» **Source**:
--- start ---

Sunday, August 29, 2010

How Can I Explain?

Pictures Worth 1,000 Words

Sometimes I see
some incredibly descriptive images while I am scanning the world with my laptop.


Photo by Jon Nazca (Reuters) 
Pedro Muriel, decked out in a silver and purple bullfighters suit, was still able to walk to the infirmary after the bull insulted his manliness.

What's In A Word?
The following is from a NYT article, (HERE), that examines how language shapes our view of the world.

"In recent years, various experiments have shown that grammatical genders can shape the feelings and associations of speakers toward objects around them. In the 1990s, for example, psychologists compared associations between speakers of German and Spanish. There are many inanimate nouns whose genders in the two languages are reversed. A German bridge is feminine (die Brücke), for instance, but el puente is masculine in Spanish; and the same goes for clocks, apartments, forks, newspapers, pockets, shoulders, stamps, tickets, violins, the sun, the world and love. On the other hand, an apple is masculine for Germans but feminine in Spanish, and so are chairs, brooms, butterflies, keys, mountains, stars, tables, wars, rain and garbage. When speakers were asked to grade various objects on a range of characteristics, Spanish speakers deemed bridges, clocks and violins to have more “manly properties” like strength, but Germans tended to think of them as more slender or elegant. With objects like mountains or chairs, which are “he” in German but “she” in Spanish, the effect was reversed."

Blue?

--- end ---

» **List of tasks**:
**1.** In the blog post, during which decade did psychologists compare associations between speakers of German and Spanish?
**2.** Transcribe the passage of the blog post between "Pedro Muriel, decked" and "What's In A Word?", inclusive.

» **Data lines**:
--- start ---

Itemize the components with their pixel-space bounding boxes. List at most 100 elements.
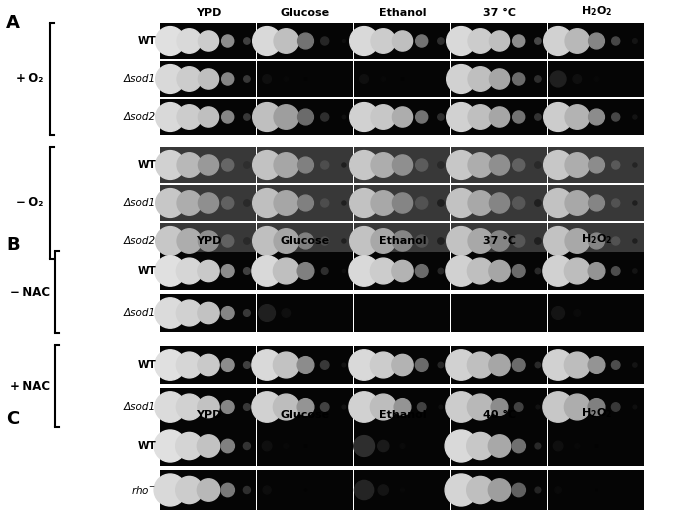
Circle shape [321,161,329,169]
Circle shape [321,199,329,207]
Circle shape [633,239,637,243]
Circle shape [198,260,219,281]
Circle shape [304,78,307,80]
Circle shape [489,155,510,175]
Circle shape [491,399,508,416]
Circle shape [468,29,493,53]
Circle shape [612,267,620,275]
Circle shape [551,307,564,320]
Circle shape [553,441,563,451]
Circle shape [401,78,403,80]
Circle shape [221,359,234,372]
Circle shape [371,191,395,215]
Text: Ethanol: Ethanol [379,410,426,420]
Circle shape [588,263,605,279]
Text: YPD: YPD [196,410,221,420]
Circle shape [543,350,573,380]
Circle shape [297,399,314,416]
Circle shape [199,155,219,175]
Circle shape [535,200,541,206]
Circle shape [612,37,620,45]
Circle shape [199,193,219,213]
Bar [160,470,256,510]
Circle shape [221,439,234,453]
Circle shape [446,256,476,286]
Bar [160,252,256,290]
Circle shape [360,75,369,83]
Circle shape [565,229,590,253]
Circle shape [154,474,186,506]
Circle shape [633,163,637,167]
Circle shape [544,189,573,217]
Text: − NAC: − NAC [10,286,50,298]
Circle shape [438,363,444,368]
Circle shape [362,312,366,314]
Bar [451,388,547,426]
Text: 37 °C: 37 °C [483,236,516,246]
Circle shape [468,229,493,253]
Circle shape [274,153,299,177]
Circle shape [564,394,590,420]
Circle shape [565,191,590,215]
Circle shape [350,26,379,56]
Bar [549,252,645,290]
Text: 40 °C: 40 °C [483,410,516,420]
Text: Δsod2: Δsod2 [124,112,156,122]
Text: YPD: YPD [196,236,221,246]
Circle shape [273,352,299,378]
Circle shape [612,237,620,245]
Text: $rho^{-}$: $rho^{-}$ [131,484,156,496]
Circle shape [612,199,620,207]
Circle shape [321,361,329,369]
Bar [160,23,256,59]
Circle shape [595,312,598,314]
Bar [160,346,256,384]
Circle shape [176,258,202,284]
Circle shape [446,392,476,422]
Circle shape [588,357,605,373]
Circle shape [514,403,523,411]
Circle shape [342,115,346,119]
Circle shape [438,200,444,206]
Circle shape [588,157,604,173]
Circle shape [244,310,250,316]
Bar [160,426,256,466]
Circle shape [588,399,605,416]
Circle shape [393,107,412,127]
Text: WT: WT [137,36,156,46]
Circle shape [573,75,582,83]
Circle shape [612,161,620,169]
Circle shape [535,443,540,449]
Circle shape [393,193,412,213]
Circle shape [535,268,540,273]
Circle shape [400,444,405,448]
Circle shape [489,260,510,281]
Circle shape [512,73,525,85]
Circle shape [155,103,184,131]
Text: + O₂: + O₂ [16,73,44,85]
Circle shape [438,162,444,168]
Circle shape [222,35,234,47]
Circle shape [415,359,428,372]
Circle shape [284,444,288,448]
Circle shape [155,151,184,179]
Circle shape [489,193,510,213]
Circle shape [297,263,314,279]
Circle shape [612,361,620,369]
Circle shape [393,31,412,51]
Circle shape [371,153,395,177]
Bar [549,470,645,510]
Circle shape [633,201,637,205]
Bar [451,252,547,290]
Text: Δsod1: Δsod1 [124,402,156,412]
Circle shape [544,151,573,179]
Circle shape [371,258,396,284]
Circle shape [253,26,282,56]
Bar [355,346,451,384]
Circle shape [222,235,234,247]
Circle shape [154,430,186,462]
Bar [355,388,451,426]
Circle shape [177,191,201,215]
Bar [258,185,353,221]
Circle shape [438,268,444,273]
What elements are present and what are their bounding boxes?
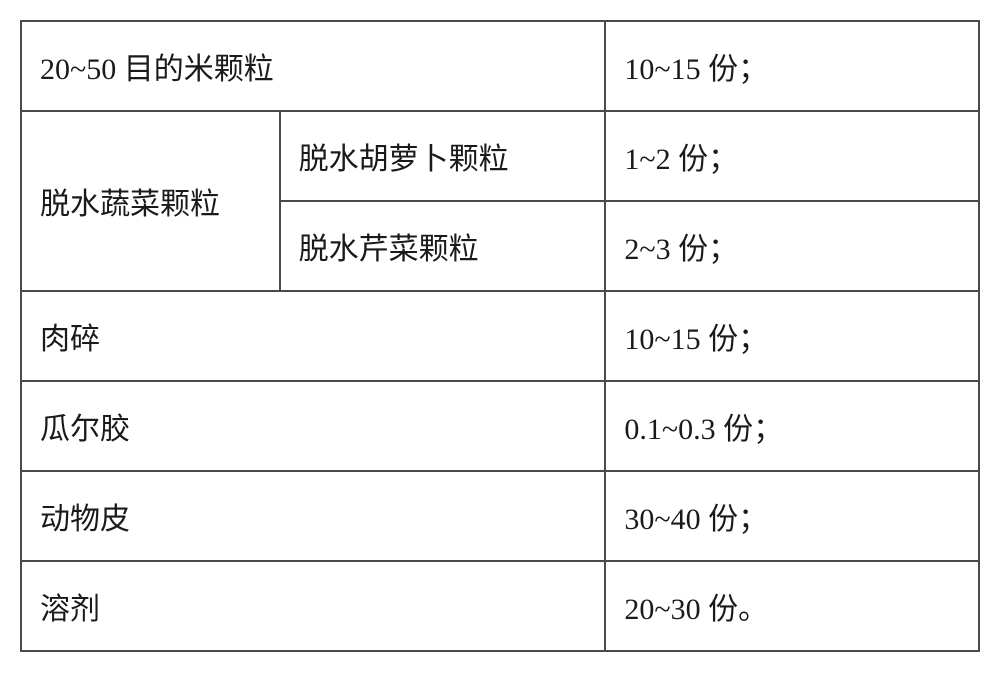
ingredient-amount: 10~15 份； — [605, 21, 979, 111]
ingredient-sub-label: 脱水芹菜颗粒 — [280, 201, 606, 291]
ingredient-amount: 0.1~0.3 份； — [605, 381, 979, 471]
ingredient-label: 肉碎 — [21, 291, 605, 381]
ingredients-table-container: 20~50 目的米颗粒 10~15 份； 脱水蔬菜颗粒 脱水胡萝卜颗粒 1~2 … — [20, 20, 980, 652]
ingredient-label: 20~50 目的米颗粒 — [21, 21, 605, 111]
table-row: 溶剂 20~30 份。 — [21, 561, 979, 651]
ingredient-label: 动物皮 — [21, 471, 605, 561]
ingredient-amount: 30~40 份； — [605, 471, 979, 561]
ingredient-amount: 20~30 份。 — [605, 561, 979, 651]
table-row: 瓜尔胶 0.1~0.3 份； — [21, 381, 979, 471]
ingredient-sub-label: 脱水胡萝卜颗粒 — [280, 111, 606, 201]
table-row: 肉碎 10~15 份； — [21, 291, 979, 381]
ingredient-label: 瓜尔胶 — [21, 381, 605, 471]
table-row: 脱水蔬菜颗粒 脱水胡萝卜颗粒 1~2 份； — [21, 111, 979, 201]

--- end ---

» **The responses**:
**1.** The 1990s.

**2.**
Pedro Muriel, decked out in a silver and purple bullfighters suit, was still able to walk to the infirmary after the bull insulted his manliness.

What's In A Word?